Material provided ▸

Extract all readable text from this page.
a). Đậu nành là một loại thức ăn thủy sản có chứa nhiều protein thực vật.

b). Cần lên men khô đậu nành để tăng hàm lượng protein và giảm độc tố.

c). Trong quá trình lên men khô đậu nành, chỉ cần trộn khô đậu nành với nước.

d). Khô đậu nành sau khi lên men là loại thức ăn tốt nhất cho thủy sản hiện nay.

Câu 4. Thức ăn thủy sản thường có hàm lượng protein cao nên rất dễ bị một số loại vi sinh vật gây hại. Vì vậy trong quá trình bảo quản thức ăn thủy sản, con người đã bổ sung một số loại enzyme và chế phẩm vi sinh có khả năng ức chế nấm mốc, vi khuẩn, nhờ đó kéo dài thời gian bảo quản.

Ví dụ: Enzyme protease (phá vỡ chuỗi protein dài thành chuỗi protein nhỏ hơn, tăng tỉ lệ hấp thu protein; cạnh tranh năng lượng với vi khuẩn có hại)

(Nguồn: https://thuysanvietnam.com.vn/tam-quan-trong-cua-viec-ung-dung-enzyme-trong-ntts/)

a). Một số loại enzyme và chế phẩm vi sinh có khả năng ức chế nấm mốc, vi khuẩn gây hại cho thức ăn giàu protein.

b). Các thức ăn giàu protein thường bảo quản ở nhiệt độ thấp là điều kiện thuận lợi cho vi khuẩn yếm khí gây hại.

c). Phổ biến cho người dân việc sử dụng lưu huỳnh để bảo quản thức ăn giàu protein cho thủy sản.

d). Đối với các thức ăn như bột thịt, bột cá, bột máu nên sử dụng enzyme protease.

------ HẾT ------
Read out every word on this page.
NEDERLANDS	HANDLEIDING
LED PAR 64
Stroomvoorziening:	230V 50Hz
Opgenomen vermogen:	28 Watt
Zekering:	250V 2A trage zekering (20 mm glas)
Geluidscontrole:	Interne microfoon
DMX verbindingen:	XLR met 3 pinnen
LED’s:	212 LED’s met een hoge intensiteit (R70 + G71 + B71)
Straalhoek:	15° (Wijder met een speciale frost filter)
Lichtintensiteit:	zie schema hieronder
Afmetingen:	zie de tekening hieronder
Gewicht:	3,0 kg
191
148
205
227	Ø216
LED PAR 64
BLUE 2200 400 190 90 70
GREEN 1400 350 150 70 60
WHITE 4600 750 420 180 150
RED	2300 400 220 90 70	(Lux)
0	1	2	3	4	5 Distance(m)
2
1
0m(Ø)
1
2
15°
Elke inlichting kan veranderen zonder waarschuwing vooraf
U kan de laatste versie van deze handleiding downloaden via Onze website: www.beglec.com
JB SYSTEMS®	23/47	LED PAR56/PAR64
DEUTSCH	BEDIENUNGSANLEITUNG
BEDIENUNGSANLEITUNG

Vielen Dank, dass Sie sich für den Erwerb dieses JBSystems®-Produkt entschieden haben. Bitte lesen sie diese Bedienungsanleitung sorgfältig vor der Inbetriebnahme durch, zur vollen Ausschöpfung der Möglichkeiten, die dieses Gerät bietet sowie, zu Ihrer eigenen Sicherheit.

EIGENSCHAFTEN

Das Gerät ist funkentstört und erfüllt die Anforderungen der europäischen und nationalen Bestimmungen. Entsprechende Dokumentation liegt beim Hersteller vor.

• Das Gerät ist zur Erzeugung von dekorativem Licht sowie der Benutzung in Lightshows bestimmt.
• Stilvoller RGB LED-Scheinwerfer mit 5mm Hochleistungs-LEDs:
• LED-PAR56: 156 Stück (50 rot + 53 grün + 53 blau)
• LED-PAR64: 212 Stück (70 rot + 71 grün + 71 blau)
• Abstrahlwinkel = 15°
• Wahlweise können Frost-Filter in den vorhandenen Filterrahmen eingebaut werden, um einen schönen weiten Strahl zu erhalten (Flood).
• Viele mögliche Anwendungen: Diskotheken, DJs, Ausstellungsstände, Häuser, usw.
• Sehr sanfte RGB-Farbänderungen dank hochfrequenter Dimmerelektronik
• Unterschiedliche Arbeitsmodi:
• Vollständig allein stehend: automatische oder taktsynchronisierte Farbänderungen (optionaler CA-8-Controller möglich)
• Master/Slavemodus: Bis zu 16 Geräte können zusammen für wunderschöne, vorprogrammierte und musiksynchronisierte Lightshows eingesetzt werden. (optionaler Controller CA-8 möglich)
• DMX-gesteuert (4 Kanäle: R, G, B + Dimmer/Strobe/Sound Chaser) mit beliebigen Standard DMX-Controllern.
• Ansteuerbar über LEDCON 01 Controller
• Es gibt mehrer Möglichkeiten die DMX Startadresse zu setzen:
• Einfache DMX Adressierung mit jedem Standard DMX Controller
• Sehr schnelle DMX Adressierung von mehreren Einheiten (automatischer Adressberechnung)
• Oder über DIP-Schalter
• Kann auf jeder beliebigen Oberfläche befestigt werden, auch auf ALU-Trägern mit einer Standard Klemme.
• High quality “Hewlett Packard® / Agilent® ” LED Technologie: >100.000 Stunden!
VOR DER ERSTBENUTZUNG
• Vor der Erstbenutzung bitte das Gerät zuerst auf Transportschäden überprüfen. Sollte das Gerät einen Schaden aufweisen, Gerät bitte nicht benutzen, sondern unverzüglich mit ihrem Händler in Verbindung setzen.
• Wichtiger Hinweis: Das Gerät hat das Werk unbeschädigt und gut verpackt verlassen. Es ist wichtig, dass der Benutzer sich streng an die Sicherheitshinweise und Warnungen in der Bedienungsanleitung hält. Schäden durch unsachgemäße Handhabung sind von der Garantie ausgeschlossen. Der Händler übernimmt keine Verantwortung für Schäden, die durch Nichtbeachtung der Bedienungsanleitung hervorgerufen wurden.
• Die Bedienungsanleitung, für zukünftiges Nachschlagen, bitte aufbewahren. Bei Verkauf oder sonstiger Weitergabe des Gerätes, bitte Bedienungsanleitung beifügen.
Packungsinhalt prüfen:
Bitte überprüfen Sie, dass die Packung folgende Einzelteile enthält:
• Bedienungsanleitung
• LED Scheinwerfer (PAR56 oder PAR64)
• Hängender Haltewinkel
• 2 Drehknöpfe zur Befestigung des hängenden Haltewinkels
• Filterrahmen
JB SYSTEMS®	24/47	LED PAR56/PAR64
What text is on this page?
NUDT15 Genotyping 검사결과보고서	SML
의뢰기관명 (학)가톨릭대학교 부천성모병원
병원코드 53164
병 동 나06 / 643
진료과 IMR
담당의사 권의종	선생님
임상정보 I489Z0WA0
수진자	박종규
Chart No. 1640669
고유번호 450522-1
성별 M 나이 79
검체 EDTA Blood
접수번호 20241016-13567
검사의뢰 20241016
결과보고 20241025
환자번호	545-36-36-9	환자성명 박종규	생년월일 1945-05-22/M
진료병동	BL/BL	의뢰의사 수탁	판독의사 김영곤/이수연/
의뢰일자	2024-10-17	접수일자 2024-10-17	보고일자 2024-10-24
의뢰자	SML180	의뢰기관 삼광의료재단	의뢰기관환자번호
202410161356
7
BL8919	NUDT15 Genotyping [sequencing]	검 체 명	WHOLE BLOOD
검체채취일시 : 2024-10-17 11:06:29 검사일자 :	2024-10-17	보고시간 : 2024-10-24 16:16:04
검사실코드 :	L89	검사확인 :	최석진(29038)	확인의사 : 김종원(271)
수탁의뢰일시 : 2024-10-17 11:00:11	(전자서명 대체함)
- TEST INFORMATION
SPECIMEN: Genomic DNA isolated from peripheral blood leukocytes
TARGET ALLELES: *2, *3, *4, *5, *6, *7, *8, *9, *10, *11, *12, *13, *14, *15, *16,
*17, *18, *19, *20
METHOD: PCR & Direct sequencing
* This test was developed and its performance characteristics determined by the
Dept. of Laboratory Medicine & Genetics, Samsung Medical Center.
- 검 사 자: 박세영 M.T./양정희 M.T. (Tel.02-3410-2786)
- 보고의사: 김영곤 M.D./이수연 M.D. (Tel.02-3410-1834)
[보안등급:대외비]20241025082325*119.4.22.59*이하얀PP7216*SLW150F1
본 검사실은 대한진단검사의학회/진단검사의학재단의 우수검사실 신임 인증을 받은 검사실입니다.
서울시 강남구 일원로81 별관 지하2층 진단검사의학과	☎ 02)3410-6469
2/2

What you will do ▸
Tally the lines of the material that contain the word "người" and say the number, nothing more.

Result of this exercise ▸
2